◆ Raw data ◆
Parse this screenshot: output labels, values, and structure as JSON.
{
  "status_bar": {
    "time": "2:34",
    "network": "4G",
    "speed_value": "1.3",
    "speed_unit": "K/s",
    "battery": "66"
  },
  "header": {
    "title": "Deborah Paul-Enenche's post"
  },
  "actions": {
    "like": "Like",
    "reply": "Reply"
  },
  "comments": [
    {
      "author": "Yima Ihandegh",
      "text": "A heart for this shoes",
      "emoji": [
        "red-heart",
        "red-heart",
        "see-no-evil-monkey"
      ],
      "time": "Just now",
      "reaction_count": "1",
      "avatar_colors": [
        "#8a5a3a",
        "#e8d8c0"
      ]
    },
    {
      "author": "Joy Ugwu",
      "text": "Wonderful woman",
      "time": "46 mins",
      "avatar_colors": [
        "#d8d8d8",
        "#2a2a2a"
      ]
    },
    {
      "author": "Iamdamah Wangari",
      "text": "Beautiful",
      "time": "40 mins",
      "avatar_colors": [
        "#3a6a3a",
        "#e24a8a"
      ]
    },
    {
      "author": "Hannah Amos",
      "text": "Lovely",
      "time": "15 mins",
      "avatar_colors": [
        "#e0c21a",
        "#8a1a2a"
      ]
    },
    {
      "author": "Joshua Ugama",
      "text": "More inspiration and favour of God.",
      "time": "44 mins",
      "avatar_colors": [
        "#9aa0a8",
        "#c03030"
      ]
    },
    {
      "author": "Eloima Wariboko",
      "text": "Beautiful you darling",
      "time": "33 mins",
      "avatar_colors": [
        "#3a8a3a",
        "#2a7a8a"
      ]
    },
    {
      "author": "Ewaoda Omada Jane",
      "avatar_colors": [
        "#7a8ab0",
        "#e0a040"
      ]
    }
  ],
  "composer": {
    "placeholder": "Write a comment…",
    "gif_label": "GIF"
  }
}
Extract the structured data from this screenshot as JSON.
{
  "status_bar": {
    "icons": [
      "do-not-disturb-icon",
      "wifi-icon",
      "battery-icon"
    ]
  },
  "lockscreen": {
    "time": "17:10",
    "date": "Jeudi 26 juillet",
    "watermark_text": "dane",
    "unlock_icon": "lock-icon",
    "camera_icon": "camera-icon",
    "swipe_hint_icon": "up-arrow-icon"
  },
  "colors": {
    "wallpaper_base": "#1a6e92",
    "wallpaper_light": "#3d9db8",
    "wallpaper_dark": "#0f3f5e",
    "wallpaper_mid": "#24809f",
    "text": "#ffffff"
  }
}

◆ What you have to do ◆
Please quote nothing but the lines from the line with "Extract the structured" through the end of the data above, exactly as written, ends included.

◆ Problem solution ◆
Extract the structured data from this screenshot as JSON.
{
  "status_bar": {
    "icons": [
      "do-not-disturb-icon",
      "wifi-icon",
      "battery-icon"
    ]
  },
  "lockscreen": {
    "time": "17:10",
    "date": "Jeudi 26 juillet",
    "watermark_text": "dane",
    "unlock_icon": "lock-icon",
    "camera_icon": "camera-icon",
    "swipe_hint_icon": "up-arrow-icon"
  },
  "colors": {
    "wallpaper_base": "#1a6e92",
    "wallpaper_light": "#3d9db8",
    "wallpaper_dark": "#0f3f5e",
    "wallpaper_mid": "#24809f",
    "text": "#ffffff"
  }
}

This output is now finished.